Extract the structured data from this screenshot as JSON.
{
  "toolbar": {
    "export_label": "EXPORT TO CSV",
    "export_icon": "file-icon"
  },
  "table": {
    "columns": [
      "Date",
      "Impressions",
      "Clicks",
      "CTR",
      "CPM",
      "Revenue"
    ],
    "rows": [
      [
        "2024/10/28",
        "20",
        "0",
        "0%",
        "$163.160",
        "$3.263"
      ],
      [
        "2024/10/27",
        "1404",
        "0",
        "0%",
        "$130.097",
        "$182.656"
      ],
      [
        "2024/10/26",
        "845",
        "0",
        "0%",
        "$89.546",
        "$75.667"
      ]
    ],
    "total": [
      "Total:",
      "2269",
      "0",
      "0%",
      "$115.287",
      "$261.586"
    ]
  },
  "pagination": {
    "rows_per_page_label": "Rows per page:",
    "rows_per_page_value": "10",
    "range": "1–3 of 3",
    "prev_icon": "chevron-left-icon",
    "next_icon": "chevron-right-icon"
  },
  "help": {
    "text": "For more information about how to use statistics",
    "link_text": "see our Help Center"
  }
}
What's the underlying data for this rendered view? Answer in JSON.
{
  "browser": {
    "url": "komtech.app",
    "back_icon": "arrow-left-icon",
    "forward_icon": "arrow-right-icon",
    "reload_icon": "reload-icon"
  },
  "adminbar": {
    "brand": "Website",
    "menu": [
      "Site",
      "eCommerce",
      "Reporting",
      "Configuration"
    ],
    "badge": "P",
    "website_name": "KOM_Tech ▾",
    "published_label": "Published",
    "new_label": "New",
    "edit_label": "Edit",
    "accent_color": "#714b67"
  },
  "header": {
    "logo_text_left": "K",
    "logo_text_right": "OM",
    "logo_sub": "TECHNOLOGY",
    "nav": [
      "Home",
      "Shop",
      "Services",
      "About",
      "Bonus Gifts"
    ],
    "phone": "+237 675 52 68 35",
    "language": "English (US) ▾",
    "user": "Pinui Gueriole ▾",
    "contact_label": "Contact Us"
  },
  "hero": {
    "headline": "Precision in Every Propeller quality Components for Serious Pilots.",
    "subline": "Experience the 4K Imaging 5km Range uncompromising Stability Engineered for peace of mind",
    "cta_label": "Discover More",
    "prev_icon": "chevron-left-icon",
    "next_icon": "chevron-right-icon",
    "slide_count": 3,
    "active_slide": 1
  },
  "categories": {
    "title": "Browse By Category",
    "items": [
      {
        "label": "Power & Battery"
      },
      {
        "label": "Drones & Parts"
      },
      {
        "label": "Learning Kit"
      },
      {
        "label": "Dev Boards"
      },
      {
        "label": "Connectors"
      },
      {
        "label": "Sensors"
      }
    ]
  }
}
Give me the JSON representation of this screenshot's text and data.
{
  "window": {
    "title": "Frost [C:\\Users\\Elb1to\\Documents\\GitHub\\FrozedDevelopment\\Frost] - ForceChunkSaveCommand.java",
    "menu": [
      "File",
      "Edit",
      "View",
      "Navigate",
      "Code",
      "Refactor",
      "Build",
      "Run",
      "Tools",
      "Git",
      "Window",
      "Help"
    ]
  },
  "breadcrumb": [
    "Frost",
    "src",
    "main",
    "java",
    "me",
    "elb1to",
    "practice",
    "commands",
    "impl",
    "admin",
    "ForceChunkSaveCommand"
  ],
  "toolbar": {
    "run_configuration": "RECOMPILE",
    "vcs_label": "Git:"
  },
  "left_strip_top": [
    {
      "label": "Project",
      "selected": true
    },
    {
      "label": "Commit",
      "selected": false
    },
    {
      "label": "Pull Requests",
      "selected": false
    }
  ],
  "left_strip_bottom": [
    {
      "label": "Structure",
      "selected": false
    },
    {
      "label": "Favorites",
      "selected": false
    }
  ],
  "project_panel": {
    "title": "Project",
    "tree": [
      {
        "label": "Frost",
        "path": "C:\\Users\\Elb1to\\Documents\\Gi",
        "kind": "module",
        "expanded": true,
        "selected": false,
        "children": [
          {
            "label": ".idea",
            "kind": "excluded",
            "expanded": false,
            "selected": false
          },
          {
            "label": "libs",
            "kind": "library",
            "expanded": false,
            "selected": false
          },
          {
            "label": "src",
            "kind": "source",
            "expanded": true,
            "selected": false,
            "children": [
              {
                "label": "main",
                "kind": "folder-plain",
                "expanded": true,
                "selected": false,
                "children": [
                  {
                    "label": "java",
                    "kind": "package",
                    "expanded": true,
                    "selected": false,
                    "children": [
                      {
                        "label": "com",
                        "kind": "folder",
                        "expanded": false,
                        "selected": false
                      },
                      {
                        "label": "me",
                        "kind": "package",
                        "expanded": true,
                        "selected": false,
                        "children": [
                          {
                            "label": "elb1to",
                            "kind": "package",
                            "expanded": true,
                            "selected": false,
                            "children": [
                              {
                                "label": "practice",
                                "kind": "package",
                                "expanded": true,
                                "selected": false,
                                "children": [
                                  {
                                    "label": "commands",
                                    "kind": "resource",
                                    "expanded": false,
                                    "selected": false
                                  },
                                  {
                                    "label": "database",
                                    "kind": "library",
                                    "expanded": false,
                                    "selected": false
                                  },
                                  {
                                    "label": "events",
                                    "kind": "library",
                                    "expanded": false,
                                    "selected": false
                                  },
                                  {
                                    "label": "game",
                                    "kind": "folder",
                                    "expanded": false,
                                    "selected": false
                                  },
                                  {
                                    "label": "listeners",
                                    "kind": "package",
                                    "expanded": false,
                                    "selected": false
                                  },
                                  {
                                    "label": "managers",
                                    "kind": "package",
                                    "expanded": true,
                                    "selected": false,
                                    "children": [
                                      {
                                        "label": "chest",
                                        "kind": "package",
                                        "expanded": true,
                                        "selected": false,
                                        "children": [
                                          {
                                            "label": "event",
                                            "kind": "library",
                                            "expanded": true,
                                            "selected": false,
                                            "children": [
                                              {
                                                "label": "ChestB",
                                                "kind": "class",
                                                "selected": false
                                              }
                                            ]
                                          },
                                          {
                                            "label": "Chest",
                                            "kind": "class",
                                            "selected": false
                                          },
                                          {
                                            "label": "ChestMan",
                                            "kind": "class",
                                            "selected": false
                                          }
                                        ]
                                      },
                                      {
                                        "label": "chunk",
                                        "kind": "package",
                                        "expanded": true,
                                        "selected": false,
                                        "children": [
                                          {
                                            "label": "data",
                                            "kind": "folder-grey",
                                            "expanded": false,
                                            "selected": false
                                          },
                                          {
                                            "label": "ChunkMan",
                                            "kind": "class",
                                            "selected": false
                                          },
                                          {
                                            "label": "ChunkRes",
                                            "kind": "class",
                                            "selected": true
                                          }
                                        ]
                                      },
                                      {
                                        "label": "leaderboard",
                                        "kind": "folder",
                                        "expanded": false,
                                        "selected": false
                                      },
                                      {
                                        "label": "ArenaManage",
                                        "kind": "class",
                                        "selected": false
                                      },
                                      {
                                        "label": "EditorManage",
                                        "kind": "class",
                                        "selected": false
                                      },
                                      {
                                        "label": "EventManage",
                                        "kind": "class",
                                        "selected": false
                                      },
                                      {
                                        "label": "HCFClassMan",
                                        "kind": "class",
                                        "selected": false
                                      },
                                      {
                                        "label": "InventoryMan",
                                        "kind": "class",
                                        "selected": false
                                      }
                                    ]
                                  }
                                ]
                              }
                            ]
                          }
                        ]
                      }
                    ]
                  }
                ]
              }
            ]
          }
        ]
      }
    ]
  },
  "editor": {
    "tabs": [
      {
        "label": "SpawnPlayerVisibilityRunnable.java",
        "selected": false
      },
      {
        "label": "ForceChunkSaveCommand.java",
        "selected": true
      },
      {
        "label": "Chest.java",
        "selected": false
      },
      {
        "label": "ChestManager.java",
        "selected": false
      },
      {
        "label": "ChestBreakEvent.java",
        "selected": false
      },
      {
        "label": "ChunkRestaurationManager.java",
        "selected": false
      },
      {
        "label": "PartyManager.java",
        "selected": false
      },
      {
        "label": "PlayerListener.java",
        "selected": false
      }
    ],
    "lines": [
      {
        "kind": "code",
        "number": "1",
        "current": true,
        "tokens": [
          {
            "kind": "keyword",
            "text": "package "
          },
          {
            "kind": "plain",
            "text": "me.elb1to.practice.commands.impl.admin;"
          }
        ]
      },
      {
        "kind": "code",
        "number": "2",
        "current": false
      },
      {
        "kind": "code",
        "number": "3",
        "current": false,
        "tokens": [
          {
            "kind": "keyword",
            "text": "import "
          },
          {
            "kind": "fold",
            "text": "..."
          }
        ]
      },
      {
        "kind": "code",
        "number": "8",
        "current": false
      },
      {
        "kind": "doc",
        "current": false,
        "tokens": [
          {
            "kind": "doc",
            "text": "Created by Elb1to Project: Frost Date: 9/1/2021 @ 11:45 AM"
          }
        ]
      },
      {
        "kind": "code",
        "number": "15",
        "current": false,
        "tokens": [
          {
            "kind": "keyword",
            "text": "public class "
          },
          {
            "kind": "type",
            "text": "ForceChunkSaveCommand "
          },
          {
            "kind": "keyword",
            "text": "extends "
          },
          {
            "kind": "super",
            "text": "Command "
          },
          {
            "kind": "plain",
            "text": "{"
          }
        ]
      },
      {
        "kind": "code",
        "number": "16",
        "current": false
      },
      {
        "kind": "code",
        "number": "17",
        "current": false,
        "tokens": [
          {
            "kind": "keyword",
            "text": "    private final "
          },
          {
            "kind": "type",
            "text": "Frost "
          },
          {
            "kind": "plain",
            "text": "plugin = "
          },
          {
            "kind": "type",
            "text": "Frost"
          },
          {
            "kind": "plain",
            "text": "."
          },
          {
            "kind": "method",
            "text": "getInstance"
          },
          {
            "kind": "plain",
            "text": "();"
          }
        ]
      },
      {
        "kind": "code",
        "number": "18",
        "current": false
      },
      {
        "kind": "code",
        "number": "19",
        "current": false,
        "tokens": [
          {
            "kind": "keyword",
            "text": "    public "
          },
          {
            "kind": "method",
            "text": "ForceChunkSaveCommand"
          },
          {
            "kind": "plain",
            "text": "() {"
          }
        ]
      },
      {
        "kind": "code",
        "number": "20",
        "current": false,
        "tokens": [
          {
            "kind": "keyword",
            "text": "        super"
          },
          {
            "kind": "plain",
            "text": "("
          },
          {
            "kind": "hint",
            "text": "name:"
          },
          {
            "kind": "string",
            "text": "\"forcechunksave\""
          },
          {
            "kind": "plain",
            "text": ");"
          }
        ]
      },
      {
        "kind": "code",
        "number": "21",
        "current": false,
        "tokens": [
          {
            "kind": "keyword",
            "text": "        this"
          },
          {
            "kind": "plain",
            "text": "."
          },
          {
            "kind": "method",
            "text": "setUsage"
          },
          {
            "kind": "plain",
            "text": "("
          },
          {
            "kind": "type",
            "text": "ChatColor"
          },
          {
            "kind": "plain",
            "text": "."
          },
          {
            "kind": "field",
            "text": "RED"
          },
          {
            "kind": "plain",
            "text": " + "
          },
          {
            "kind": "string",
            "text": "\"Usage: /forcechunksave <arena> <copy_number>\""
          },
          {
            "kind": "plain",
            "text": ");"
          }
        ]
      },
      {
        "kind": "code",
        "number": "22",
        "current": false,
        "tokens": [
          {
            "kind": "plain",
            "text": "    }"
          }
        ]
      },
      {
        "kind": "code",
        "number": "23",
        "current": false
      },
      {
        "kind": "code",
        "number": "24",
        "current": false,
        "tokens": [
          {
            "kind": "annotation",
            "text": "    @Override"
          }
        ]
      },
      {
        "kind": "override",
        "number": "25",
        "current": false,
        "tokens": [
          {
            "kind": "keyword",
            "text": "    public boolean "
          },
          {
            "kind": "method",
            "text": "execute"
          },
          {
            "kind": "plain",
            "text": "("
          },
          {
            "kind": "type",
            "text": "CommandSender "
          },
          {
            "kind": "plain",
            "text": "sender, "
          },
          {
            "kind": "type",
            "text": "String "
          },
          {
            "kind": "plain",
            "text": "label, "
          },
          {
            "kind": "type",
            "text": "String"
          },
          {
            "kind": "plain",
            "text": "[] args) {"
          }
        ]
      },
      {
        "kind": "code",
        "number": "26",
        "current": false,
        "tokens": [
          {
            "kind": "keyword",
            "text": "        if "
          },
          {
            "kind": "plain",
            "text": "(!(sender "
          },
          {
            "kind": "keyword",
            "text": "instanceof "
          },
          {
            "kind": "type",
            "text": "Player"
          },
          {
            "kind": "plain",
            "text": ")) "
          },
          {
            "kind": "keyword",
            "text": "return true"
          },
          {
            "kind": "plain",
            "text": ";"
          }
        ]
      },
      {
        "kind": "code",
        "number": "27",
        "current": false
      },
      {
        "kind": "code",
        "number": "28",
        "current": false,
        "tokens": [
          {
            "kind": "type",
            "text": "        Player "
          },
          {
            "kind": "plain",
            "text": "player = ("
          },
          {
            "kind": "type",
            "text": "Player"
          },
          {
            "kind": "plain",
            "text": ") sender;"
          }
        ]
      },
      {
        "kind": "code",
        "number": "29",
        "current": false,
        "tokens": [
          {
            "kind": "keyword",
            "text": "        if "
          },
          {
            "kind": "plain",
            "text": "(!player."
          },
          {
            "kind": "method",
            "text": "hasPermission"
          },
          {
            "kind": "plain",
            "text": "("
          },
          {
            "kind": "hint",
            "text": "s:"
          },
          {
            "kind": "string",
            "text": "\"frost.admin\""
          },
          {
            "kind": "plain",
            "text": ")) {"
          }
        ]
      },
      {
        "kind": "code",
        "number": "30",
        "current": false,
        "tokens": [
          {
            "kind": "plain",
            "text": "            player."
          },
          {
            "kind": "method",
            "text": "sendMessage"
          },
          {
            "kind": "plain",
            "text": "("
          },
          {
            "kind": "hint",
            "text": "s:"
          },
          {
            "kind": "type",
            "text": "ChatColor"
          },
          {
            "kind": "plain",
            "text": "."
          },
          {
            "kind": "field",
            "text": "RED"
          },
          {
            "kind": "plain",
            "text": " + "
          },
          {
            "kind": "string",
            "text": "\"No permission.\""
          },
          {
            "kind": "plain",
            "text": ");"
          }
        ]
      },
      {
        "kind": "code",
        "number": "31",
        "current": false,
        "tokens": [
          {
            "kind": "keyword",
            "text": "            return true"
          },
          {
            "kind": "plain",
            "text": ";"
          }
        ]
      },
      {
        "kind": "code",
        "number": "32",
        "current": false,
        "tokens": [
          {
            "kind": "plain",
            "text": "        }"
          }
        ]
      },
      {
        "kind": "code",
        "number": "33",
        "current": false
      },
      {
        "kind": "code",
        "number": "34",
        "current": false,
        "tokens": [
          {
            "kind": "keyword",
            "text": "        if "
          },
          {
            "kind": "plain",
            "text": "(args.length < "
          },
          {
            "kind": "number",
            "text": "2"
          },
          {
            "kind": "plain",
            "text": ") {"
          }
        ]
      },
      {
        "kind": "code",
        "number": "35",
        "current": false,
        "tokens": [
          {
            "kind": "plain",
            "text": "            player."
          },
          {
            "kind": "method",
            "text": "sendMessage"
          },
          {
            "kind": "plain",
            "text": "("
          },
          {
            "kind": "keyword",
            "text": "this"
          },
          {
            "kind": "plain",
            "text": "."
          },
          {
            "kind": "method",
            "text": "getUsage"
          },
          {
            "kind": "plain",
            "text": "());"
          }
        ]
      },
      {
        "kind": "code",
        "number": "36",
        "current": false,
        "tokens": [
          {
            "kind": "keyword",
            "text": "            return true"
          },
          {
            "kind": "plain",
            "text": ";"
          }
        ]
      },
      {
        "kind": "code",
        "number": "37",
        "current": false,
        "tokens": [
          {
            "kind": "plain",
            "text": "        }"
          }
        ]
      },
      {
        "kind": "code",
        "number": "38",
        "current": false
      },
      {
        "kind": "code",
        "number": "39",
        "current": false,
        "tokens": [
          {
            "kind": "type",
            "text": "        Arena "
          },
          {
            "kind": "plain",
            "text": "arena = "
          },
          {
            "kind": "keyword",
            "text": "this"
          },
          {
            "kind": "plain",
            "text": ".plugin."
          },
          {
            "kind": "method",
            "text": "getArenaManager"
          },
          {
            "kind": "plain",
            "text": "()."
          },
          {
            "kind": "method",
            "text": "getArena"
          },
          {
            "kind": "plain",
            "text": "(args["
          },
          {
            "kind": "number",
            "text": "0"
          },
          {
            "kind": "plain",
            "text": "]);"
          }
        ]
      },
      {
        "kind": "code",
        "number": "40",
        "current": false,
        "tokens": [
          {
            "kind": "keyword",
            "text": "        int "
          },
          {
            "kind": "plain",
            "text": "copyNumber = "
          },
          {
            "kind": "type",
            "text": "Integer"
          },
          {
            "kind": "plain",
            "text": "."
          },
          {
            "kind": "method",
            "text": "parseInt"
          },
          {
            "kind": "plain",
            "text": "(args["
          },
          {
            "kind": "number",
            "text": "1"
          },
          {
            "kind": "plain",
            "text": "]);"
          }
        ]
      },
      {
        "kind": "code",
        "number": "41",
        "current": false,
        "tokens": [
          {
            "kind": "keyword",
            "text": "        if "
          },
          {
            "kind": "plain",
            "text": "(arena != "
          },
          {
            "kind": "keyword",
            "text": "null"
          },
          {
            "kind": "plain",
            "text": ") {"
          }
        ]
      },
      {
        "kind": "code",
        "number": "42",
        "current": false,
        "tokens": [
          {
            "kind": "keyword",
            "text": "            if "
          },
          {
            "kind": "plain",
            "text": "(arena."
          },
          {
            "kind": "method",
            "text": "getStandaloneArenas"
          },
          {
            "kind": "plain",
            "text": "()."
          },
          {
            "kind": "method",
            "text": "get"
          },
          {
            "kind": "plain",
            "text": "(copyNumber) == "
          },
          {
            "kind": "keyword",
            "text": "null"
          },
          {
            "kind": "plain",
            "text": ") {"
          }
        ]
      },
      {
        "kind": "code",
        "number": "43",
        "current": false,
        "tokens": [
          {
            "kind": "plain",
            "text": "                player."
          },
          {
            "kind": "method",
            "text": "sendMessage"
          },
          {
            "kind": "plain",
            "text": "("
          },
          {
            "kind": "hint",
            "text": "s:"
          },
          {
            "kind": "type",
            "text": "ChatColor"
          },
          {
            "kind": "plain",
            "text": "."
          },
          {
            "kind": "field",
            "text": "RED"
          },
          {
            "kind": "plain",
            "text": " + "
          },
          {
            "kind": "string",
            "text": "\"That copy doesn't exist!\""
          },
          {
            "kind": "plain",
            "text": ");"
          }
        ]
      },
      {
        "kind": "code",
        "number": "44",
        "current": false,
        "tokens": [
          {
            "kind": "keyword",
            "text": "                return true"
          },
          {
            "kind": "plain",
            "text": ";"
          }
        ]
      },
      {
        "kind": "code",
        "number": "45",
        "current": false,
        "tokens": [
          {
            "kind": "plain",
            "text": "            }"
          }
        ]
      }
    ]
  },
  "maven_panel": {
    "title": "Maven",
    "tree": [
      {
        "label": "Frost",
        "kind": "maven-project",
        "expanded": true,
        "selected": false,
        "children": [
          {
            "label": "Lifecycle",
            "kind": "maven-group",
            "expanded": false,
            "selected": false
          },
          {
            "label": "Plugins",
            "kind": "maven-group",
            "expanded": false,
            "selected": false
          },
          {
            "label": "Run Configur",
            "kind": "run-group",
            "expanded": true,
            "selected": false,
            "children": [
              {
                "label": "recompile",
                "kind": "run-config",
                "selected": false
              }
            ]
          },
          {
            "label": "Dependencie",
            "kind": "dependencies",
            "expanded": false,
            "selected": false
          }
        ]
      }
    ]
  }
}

**EXERCISE REQUIREMENTS**
Find the lines above holding the word "screenshot" and show them.

**REPLY**
Extract the structured data from this screenshot as JSON.
Give me the JSON representation of this screenshot's text and data.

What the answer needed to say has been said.